* Rows *
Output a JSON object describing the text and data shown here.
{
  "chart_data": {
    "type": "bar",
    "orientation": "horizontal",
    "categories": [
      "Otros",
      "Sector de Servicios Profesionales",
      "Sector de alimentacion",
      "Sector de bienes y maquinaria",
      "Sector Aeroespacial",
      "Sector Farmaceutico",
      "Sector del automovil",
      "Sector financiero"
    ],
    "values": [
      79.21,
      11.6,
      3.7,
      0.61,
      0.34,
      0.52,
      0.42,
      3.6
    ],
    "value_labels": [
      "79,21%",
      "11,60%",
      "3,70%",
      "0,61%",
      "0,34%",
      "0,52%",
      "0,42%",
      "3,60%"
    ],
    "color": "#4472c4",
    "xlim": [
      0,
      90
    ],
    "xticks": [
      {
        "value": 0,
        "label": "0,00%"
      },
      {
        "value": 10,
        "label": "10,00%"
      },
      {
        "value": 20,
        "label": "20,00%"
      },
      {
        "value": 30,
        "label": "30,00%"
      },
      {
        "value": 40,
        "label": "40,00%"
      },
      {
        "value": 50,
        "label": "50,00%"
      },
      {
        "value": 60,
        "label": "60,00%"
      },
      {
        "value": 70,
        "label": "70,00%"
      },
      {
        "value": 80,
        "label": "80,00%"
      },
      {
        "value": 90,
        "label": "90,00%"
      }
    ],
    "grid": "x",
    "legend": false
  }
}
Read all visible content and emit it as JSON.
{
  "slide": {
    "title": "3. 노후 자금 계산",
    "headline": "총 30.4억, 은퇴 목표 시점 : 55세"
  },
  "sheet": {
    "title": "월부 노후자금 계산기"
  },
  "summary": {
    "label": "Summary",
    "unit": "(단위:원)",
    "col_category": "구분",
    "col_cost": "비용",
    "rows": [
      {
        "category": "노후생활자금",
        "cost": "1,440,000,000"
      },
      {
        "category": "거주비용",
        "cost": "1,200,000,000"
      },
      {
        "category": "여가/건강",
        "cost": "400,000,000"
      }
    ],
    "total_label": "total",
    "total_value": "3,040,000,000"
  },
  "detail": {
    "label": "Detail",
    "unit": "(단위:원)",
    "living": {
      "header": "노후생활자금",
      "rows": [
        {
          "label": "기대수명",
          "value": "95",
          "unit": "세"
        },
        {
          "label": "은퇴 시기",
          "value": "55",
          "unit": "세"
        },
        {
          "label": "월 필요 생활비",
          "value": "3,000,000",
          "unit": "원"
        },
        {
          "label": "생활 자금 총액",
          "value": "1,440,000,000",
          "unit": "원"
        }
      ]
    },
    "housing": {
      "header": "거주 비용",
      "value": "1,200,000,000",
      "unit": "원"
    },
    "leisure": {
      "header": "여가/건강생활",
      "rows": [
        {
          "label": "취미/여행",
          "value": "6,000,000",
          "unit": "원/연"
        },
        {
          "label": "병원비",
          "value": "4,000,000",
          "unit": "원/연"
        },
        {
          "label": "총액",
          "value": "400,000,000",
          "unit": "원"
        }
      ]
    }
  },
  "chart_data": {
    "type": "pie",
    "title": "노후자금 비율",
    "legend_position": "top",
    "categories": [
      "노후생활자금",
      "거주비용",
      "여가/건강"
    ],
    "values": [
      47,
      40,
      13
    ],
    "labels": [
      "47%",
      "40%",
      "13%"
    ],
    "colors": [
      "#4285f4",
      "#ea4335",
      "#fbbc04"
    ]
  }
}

* To do *
Every line that holds the word "header" should be extracted.

* Task response *
      "header": "노후생활자금",
      "header": "거주 비용",
      "header": "여가/건강생활",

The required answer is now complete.